→ **Aim**
The data below should be printed in full, exactly, and without any of its images.
:: Materials provided ::
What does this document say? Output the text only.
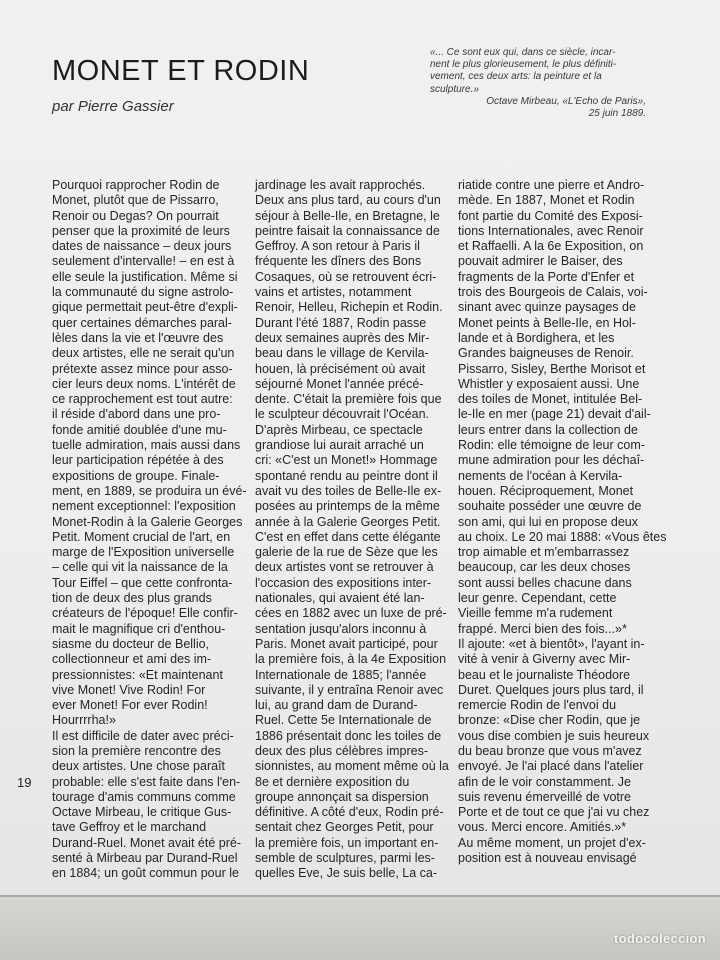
MONET ET RODIN
par Pierre Gassier
«... Ce sont eux qui, dans ce siècle, incar-
nent le plus glorieusement, le plus définiti-
vement, ces deux arts: la peinture et la
sculpture.»
Octave Mirbeau, «L'Echo de Paris»,
25 juin 1889.
Pourquoi rapprocher Rodin de
Monet, plutôt que de Pissarro,
Renoir ou Degas? On pourrait
penser que la proximité de leurs
dates de naissance – deux jours
seulement d'intervalle! – en est à
elle seule la justification. Même si
la communauté du signe astrolo-
gique permettait peut-être d'expli-
quer certaines démarches paral-
lèles dans la vie et l'œuvre des
deux artistes, elle ne serait qu'un
prétexte assez mince pour asso-
cier leurs deux noms. L'intérêt de
ce rapprochement est tout autre:
il réside d'abord dans une pro-
fonde amitié doublée d'une mu-
tuelle admiration, mais aussi dans
leur participation répétée à des
expositions de groupe. Finale-
ment, en 1889, se produira un évé-
nement exceptionnel: l'exposition
Monet-Rodin à la Galerie Georges
Petit. Moment crucial de l'art, en
marge de l'Exposition universelle
– celle qui vit la naissance de la
Tour Eiffel – que cette confronta-
tion de deux des plus grands
créateurs de l'époque! Elle confir-
mait le magnifique cri d'enthou-
siasme du docteur de Bellio,
collectionneur et ami des im-
pressionnistes: «Et maintenant
vive Monet! Vive Rodin! For
ever Monet! For ever Rodin!
Hourrrrha!»
Il est difficile de dater avec préci-
sion la première rencontre des
deux artistes. Une chose paraît
probable: elle s'est faite dans l'en-
tourage d'amis communs comme
Octave Mirbeau, le critique Gus-
tave Geffroy et le marchand
Durand-Ruel. Monet avait été pré-
senté à Mirbeau par Durand-Ruel
en 1884; un goût commun pour le
jardinage les avait rapprochés.
Deux ans plus tard, au cours d'un
séjour à Belle-Ile, en Bretagne, le
peintre faisait la connaissance de
Geffroy. A son retour à Paris il
fréquente les dîners des Bons
Cosaques, où se retrouvent écri-
vains et artistes, notamment
Renoir, Helleu, Richepin et Rodin.
Durant l'été 1887, Rodin passe
deux semaines auprès des Mir-
beau dans le village de Kervila-
houen, là précisément où avait
séjourné Monet l'année précé-
dente. C'était la première fois que
le sculpteur découvrait l'Océan.
D'après Mirbeau, ce spectacle
grandiose lui aurait arraché un
cri: «C'est un Monet!» Hommage
spontané rendu au peintre dont il
avait vu des toiles de Belle-Ile ex-
posées au printemps de la même
année à la Galerie Georges Petit.
C'est en effet dans cette élégante
galerie de la rue de Sèze que les
deux artistes vont se retrouver à
l'occasion des expositions inter-
nationales, qui avaient été lan-
cées en 1882 avec un luxe de pré-
sentation jusqu'alors inconnu à
Paris. Monet avait participé, pour
la première fois, à la 4e Exposition
Internationale de 1885; l'année
suivante, il y entraîna Renoir avec
lui, au grand dam de Durand-
Ruel. Cette 5e Internationale de
1886 présentait donc les toiles de
deux des plus célèbres impres-
sionnistes, au moment même où la
8e et dernière exposition du
groupe annonçait sa dispersion
définitive. A côté d'eux, Rodin pré-
sentait chez Georges Petit, pour
la première fois, un important en-
semble de sculptures, parmi les-
quelles Eve, Je suis belle, La ca-
riatide contre une pierre et Andro-
mède. En 1887, Monet et Rodin
font partie du Comité des Exposi-
tions Internationales, avec Renoir
et Raffaelli. A la 6e Exposition, on
pouvait admirer le Baiser, des
fragments de la Porte d'Enfer et
trois des Bourgeois de Calais, voi-
sinant avec quinze paysages de
Monet peints à Belle-Ile, en Hol-
lande et à Bordighera, et les
Grandes baigneuses de Renoir.
Pissarro, Sisley, Berthe Morisot et
Whistler y exposaient aussi. Une
des toiles de Monet, intitulée Bel-
le-Ile en mer (page 21) devait d'ail-
leurs entrer dans la collection de
Rodin: elle témoigne de leur com-
mune admiration pour les déchaî-
nements de l'océan à Kervila-
houen. Réciproquement, Monet
souhaite posséder une œuvre de
son ami, qui lui en propose deux
au choix. Le 20 mai 1888: «Vous êtes
trop aimable et m'embarrassez
beaucoup, car les deux choses
sont aussi belles chacune dans
leur genre. Cependant, cette
Vieille femme m'a rudement
frappé. Merci bien des fois...»*
Il ajoute: «et à bientôt», l'ayant in-
vité à venir à Giverny avec Mir-
beau et le journaliste Théodore
Duret. Quelques jours plus tard, il
remercie Rodin de l'envoi du
bronze: «Dise cher Rodin, que je
vous dise combien je suis heureux
du beau bronze que vous m'avez
envoyé. Je l'ai placé dans l'atelier
afin de le voir constamment. Je
suis revenu émerveillé de votre
Porte et de tout ce que j'ai vu chez
vous. Merci encore. Amitiés.»*
Au même moment, un projet d'ex-
position est à nouveau envisagé
19
todocoleccion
:::
→ **Expected answer**
What does this document say? Output the text only.
MONET ET RODIN
par Pierre Gassier
«... Ce sont eux qui, dans ce siècle, incar-
nent le plus glorieusement, le plus définiti-
vement, ces deux arts: la peinture et la
sculpture.»
Octave Mirbeau, «L'Echo de Paris»,
25 juin 1889.
Pourquoi rapprocher Rodin de
Monet, plutôt que de Pissarro,
Renoir ou Degas? On pourrait
penser que la proximité de leurs
dates de naissance – deux jours
seulement d'intervalle! – en est à
elle seule la justification. Même si
la communauté du signe astrolo-
gique permettait peut-être d'expli-
quer certaines démarches paral-
lèles dans la vie et l'œuvre des
deux artistes, elle ne serait qu'un
prétexte assez mince pour asso-
cier leurs deux noms. L'intérêt de
ce rapprochement est tout autre:
il réside d'abord dans une pro-
fonde amitié doublée d'une mu-
tuelle admiration, mais aussi dans
leur participation répétée à des
expositions de groupe. Finale-
ment, en 1889, se produira un évé-
nement exceptionnel: l'exposition
Monet-Rodin à la Galerie Georges
Petit. Moment crucial de l'art, en
marge de l'Exposition universelle
– celle qui vit la naissance de la
Tour Eiffel – que cette confronta-
tion de deux des plus grands
créateurs de l'époque! Elle confir-
mait le magnifique cri d'enthou-
siasme du docteur de Bellio,
collectionneur et ami des im-
pressionnistes: «Et maintenant
vive Monet! Vive Rodin! For
ever Monet! For ever Rodin!
Hourrrrha!»
Il est difficile de dater avec préci-
sion la première rencontre des
deux artistes. Une chose paraît
probable: elle s'est faite dans l'en-
tourage d'amis communs comme
Octave Mirbeau, le critique Gus-
tave Geffroy et le marchand
Durand-Ruel. Monet avait été pré-
senté à Mirbeau par Durand-Ruel
en 1884; un goût commun pour le
jardinage les avait rapprochés.
Deux ans plus tard, au cours d'un
séjour à Belle-Ile, en Bretagne, le
peintre faisait la connaissance de
Geffroy. A son retour à Paris il
fréquente les dîners des Bons
Cosaques, où se retrouvent écri-
vains et artistes, notamment
Renoir, Helleu, Richepin et Rodin.
Durant l'été 1887, Rodin passe
deux semaines auprès des Mir-
beau dans le village de Kervila-
houen, là précisément où avait
séjourné Monet l'année précé-
dente. C'était la première fois que
le sculpteur découvrait l'Océan.
D'après Mirbeau, ce spectacle
grandiose lui aurait arraché un
cri: «C'est un Monet!» Hommage
spontané rendu au peintre dont il
avait vu des toiles de Belle-Ile ex-
posées au printemps de la même
année à la Galerie Georges Petit.
C'est en effet dans cette élégante
galerie de la rue de Sèze que les
deux artistes vont se retrouver à
l'occasion des expositions inter-
nationales, qui avaient été lan-
cées en 1882 avec un luxe de pré-
sentation jusqu'alors inconnu à
Paris. Monet avait participé, pour
la première fois, à la 4e Exposition
Internationale de 1885; l'année
suivante, il y entraîna Renoir avec
lui, au grand dam de Durand-
Ruel. Cette 5e Internationale de
1886 présentait donc les toiles de
deux des plus célèbres impres-
sionnistes, au moment même où la
8e et dernière exposition du
groupe annonçait sa dispersion
définitive. A côté d'eux, Rodin pré-
sentait chez Georges Petit, pour
la première fois, un important en-
semble de sculptures, parmi les-
quelles Eve, Je suis belle, La ca-
riatide contre une pierre et Andro-
mède. En 1887, Monet et Rodin
font partie du Comité des Exposi-
tions Internationales, avec Renoir
et Raffaelli. A la 6e Exposition, on
pouvait admirer le Baiser, des
fragments de la Porte d'Enfer et
trois des Bourgeois de Calais, voi-
sinant avec quinze paysages de
Monet peints à Belle-Ile, en Hol-
lande et à Bordighera, et les
Grandes baigneuses de Renoir.
Pissarro, Sisley, Berthe Morisot et
Whistler y exposaient aussi. Une
des toiles de Monet, intitulée Bel-
le-Ile en mer (page 21) devait d'ail-
leurs entrer dans la collection de
Rodin: elle témoigne de leur com-
mune admiration pour les déchaî-
nements de l'océan à Kervila-
houen. Réciproquement, Monet
souhaite posséder une œuvre de
son ami, qui lui en propose deux
au choix. Le 20 mai 1888: «Vous êtes
trop aimable et m'embarrassez
beaucoup, car les deux choses
sont aussi belles chacune dans
leur genre. Cependant, cette
Vieille femme m'a rudement
frappé. Merci bien des fois...»*
Il ajoute: «et à bientôt», l'ayant in-
vité à venir à Giverny avec Mir-
beau et le journaliste Théodore
Duret. Quelques jours plus tard, il
remercie Rodin de l'envoi du
bronze: «Dise cher Rodin, que je
vous dise combien je suis heureux
du beau bronze que vous m'avez
envoyé. Je l'ai placé dans l'atelier
afin de le voir constamment. Je
suis revenu émerveillé de votre
Porte et de tout ce que j'ai vu chez
vous. Merci encore. Amitiés.»*
Au même moment, un projet d'ex-
position est à nouveau envisagé
19
todocoleccion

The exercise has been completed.